┌──
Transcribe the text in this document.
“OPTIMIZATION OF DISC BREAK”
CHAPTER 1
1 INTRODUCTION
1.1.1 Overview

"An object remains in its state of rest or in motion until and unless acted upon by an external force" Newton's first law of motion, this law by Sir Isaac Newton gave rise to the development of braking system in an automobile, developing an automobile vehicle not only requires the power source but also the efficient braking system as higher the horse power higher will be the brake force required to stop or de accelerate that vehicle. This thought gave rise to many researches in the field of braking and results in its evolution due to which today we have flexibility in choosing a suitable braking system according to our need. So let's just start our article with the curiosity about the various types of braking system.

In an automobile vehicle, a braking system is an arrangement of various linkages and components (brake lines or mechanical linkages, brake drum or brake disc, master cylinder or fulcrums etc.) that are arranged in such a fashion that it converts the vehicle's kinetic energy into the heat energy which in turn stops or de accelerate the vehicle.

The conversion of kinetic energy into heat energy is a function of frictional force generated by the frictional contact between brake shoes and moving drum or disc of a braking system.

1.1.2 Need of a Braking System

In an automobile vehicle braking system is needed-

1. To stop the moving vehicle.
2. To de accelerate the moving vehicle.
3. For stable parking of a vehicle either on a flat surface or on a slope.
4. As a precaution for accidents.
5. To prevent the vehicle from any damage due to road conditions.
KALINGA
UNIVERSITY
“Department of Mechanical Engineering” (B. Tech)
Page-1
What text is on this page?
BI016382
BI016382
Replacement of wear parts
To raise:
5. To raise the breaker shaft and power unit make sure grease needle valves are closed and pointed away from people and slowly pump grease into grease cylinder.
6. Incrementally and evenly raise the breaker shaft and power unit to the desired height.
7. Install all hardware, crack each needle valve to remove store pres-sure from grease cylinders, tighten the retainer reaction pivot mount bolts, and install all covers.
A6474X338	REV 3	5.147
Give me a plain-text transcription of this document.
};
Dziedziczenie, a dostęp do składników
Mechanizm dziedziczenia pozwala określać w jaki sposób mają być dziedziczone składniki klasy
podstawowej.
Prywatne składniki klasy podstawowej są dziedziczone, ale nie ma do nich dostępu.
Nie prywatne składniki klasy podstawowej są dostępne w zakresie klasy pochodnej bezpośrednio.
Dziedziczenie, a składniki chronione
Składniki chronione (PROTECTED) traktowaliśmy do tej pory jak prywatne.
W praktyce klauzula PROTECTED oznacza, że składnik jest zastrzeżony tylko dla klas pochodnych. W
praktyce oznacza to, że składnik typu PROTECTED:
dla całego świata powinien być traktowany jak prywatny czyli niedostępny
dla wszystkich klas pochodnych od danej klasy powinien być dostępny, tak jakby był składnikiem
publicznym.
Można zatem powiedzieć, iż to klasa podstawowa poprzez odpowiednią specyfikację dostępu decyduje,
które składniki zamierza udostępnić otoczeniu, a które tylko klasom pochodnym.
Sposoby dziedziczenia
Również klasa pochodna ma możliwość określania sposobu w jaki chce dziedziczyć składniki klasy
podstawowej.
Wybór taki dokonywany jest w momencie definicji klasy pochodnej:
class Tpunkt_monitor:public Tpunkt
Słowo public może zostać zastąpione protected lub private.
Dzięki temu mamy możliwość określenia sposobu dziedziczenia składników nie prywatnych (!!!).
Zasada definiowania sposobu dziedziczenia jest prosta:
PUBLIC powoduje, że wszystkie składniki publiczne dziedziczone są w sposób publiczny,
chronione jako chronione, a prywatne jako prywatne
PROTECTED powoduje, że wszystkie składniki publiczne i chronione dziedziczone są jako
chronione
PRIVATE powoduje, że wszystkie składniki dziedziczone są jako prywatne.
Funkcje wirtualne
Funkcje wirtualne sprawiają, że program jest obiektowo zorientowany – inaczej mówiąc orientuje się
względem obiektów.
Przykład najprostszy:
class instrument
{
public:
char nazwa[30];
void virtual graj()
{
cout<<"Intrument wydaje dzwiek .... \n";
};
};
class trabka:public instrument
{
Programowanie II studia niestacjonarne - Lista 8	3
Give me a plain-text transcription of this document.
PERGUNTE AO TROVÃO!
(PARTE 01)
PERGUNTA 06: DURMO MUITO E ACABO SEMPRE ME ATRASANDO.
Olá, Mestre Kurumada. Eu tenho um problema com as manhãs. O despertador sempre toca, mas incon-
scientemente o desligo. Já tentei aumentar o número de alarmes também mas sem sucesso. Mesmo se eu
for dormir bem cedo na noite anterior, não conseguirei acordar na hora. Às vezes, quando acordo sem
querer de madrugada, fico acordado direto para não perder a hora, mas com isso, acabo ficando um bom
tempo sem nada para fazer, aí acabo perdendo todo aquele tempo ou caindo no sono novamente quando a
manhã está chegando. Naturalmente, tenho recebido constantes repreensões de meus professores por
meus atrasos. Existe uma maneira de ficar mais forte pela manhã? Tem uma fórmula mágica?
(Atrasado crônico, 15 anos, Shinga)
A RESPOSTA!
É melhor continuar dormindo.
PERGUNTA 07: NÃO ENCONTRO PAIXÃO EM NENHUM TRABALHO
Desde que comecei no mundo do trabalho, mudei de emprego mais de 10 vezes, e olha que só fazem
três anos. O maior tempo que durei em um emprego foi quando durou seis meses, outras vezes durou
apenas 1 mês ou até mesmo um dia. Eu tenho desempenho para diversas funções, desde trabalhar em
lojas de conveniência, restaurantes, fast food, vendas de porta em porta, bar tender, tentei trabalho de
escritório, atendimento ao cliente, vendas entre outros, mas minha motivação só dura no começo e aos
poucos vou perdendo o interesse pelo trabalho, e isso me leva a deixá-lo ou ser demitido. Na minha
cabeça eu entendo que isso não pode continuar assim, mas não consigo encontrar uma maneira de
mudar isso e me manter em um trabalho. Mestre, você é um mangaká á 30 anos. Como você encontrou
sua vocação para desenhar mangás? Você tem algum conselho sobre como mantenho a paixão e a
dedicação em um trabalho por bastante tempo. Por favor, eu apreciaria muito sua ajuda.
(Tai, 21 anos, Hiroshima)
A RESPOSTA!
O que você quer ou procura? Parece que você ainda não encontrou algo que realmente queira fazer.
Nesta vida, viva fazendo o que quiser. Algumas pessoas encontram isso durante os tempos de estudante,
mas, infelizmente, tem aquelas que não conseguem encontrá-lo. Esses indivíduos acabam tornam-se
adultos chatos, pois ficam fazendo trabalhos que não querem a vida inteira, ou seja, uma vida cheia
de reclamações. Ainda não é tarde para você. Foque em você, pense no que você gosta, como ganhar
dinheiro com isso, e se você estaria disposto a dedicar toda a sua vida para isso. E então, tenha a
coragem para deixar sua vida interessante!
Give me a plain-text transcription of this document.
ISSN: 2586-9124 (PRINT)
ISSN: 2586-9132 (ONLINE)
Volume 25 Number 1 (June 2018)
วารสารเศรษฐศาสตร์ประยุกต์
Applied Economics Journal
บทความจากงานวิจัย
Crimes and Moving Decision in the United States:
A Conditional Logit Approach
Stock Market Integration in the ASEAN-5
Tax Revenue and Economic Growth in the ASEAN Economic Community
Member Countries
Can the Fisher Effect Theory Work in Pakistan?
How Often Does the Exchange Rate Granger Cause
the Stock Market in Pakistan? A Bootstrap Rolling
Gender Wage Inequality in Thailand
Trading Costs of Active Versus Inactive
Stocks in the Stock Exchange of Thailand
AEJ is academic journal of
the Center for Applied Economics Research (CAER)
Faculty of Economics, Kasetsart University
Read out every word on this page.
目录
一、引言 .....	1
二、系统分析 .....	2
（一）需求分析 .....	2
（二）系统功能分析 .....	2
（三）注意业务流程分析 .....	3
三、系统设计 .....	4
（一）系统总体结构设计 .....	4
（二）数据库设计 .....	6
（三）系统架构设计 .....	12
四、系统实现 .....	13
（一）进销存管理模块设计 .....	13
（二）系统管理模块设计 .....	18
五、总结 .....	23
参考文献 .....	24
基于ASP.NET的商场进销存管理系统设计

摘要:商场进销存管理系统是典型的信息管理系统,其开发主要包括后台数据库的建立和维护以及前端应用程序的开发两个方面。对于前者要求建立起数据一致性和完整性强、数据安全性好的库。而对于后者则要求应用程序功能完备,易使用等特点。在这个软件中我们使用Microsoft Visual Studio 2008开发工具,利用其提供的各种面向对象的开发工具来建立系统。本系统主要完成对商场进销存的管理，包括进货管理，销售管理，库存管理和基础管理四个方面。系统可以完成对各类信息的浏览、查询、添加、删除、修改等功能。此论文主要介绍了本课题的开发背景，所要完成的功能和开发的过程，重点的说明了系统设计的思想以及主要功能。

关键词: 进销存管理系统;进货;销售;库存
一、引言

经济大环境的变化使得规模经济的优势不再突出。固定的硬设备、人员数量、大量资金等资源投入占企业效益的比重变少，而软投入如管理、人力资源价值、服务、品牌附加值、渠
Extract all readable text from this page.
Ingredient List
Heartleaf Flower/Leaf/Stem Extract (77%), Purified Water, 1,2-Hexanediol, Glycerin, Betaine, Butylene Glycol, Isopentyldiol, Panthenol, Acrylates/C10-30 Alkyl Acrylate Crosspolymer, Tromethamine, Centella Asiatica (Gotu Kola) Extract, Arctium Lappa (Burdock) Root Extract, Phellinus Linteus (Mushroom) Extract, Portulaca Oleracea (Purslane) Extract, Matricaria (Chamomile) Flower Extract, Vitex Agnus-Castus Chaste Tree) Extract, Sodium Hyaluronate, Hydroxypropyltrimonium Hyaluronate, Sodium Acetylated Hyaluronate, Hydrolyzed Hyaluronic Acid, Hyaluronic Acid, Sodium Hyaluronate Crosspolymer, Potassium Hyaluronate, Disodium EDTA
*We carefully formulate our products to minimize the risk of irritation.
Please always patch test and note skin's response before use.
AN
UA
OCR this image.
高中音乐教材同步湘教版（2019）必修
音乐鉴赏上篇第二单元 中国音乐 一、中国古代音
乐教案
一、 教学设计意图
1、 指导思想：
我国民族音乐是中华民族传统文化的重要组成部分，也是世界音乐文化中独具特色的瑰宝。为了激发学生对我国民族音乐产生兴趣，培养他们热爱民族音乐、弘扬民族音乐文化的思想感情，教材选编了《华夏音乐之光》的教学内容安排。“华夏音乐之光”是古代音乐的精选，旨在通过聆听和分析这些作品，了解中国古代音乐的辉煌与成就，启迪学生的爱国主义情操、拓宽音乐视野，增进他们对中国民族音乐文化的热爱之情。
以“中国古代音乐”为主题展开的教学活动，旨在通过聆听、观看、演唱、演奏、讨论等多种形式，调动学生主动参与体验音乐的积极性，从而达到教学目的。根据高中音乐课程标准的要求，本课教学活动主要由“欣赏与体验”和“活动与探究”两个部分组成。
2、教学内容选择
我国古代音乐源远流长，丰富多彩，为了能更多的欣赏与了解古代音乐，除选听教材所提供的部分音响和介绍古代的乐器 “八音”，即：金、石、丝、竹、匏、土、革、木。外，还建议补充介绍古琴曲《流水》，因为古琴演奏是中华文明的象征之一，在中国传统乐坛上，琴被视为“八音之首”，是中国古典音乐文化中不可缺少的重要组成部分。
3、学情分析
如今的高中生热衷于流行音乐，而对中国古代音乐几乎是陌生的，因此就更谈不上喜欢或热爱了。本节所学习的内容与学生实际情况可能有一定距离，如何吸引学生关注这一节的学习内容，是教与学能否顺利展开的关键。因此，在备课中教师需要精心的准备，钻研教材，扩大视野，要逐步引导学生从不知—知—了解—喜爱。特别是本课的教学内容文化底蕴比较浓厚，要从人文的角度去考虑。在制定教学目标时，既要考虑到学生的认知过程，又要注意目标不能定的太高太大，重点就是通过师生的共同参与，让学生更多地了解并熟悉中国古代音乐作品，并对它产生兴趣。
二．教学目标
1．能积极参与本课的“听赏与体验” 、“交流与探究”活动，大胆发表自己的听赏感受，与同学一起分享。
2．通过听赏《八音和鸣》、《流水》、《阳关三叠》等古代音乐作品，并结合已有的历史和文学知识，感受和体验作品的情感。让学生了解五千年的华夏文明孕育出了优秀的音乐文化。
└──
_What the exercise asks:_ In the entries above, find lines with "Exchange" and copy each.

_The result:_
How Often Does the Exchange Rate Granger Cause
Stocks in the Stock Exchange of Thailand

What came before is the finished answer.